In the data below, locate each line with the word "USDJPY" and list it.
###
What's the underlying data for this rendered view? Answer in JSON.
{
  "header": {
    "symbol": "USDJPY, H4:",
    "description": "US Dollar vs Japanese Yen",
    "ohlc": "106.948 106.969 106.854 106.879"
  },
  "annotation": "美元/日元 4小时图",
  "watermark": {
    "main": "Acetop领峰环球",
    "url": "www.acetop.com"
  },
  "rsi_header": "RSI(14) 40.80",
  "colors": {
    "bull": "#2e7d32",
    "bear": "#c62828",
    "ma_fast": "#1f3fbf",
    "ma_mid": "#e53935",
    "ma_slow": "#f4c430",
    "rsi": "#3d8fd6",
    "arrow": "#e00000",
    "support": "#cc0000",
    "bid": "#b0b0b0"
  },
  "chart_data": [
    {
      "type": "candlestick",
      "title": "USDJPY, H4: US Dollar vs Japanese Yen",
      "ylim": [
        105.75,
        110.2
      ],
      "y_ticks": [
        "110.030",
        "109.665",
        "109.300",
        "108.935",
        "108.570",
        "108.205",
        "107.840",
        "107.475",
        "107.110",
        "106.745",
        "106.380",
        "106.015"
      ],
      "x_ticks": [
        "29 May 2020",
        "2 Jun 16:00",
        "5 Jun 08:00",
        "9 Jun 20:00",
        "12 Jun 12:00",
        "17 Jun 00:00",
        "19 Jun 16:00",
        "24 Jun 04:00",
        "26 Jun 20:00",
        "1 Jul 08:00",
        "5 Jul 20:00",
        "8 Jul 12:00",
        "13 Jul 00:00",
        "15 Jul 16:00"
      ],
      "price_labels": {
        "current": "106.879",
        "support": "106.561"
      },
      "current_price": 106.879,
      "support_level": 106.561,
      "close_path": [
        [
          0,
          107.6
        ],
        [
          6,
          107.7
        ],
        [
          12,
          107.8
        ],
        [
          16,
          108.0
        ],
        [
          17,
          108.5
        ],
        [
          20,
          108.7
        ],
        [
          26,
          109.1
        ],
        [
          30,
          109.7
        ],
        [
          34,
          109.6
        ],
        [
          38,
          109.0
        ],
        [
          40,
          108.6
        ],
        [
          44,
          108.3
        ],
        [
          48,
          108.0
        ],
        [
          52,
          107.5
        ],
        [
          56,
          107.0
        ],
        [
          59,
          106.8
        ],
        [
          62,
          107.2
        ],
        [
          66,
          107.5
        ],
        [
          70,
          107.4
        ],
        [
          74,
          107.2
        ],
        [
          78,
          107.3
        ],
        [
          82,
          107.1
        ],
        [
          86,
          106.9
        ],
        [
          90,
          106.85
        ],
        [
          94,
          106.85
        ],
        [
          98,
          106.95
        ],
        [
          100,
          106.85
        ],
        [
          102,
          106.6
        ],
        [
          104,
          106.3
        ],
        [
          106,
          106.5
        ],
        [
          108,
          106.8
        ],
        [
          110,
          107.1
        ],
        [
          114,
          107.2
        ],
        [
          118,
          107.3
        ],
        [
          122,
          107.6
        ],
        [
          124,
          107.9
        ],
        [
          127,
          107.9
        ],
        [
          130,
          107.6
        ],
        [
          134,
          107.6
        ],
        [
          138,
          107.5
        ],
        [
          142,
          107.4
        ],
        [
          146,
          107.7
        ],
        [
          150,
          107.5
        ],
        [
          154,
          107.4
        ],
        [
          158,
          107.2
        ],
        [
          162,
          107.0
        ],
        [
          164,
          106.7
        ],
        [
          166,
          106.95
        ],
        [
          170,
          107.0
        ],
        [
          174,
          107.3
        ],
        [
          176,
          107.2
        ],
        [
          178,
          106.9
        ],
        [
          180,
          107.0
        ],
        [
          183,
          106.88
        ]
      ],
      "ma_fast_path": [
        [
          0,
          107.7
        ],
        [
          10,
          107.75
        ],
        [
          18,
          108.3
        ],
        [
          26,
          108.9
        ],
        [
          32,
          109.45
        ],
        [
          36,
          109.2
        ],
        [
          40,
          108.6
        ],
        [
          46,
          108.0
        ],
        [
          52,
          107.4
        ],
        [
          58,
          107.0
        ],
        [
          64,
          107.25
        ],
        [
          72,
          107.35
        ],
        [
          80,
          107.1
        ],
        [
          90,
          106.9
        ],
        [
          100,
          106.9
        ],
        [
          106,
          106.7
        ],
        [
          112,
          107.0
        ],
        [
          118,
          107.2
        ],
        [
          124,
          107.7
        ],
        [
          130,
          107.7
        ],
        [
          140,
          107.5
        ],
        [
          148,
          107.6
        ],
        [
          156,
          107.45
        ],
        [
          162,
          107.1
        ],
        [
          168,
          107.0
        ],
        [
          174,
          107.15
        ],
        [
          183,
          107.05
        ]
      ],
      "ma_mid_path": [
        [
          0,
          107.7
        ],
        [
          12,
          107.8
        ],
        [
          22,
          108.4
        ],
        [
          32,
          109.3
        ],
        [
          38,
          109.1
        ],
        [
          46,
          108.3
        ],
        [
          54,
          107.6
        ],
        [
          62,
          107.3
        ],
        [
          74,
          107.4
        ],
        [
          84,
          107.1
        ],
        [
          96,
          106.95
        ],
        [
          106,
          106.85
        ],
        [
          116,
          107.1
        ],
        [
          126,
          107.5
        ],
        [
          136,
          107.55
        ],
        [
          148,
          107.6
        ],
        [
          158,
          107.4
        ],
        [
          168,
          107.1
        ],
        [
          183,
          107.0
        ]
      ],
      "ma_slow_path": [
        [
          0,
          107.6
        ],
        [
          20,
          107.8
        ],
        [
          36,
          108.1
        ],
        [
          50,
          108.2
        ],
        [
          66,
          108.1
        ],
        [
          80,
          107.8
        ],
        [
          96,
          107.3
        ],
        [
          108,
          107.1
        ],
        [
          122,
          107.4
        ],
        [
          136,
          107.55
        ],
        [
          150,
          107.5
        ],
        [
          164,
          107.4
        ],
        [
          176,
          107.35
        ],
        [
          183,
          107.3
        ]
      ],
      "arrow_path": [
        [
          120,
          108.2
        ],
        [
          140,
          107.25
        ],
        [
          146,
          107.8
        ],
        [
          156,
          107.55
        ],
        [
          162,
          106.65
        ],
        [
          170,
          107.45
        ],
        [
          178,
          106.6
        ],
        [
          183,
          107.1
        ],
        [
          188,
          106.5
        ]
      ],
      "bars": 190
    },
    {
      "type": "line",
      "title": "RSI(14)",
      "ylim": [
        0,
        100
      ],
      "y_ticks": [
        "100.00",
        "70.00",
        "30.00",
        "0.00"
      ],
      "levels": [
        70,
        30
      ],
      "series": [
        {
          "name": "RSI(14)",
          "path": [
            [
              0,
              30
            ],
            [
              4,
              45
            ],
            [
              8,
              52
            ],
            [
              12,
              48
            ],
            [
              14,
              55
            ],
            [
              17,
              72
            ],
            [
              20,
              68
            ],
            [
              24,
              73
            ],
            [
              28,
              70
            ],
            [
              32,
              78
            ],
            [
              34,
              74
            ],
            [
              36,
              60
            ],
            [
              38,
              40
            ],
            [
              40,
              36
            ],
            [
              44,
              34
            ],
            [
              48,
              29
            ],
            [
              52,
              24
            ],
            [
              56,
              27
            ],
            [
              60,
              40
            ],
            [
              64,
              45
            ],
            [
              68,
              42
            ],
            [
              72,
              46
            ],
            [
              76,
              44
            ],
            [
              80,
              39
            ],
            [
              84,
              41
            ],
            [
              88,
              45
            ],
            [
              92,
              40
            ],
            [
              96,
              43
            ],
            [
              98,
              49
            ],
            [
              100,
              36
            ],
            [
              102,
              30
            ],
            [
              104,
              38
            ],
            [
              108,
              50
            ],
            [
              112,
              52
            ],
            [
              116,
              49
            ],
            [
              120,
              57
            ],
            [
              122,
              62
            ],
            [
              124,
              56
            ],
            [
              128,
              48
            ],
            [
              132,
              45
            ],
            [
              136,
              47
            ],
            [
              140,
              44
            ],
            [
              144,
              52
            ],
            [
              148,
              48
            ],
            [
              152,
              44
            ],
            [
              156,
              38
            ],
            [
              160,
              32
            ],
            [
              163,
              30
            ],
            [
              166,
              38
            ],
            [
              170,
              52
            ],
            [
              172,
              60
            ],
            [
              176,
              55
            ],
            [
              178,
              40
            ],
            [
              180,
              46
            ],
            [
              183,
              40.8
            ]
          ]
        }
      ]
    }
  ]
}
###
Answer for this exercise:
    "symbol": "USDJPY, H4:",
      "title": "USDJPY, H4: US Dollar vs Japanese Yen",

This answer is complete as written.